Goal:
Repeat exactly each line of the data provided below.
BEGIN Material
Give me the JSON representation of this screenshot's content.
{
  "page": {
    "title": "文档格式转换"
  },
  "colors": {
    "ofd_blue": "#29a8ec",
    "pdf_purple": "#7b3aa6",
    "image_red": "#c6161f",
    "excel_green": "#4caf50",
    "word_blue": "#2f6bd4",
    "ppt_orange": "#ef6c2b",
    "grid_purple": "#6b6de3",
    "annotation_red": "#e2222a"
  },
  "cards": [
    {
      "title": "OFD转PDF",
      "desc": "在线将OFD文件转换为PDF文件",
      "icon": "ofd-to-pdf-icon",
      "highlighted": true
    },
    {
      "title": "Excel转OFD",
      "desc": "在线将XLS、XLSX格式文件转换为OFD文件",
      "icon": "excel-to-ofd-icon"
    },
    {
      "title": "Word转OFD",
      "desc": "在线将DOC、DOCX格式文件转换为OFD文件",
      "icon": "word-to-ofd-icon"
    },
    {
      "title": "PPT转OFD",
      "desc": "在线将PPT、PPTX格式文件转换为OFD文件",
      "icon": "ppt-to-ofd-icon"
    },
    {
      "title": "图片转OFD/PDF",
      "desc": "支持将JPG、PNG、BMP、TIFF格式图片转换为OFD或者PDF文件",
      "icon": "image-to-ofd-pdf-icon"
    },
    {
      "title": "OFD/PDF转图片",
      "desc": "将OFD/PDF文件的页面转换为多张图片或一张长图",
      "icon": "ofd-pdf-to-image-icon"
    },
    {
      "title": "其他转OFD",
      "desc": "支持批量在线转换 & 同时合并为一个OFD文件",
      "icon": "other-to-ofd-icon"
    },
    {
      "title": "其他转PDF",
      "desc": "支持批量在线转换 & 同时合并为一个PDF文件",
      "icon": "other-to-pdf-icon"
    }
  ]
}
END Material
Answer to the problem:
Give me the JSON representation of this screenshot's content.
{
  "page": {
    "title": "文档格式转换"
  },
  "colors": {
    "ofd_blue": "#29a8ec",
    "pdf_purple": "#7b3aa6",
    "image_red": "#c6161f",
    "excel_green": "#4caf50",
    "word_blue": "#2f6bd4",
    "ppt_orange": "#ef6c2b",
    "grid_purple": "#6b6de3",
    "annotation_red": "#e2222a"
  },
  "cards": [
    {
      "title": "OFD转PDF",
      "desc": "在线将OFD文件转换为PDF文件",
      "icon": "ofd-to-pdf-icon",
      "highlighted": true
    },
    {
      "title": "Excel转OFD",
      "desc": "在线将XLS、XLSX格式文件转换为OFD文件",
      "icon": "excel-to-ofd-icon"
    },
    {
      "title": "Word转OFD",
      "desc": "在线将DOC、DOCX格式文件转换为OFD文件",
      "icon": "word-to-ofd-icon"
    },
    {
      "title": "PPT转OFD",
      "desc": "在线将PPT、PPTX格式文件转换为OFD文件",
      "icon": "ppt-to-ofd-icon"
    },
    {
      "title": "图片转OFD/PDF",
      "desc": "支持将JPG、PNG、BMP、TIFF格式图片转换为OFD或者PDF文件",
      "icon": "image-to-ofd-pdf-icon"
    },
    {
      "title": "OFD/PDF转图片",
      "desc": "将OFD/PDF文件的页面转换为多张图片或一张长图",
      "icon": "ofd-pdf-to-image-icon"
    },
    {
      "title": "其他转OFD",
      "desc": "支持批量在线转换 & 同时合并为一个OFD文件",
      "icon": "other-to-ofd-icon"
    },
    {
      "title": "其他转PDF",
      "desc": "支持批量在线转换 & 同时合并为一个PDF文件",
      "icon": "other-to-pdf-icon"
    }
  ]
}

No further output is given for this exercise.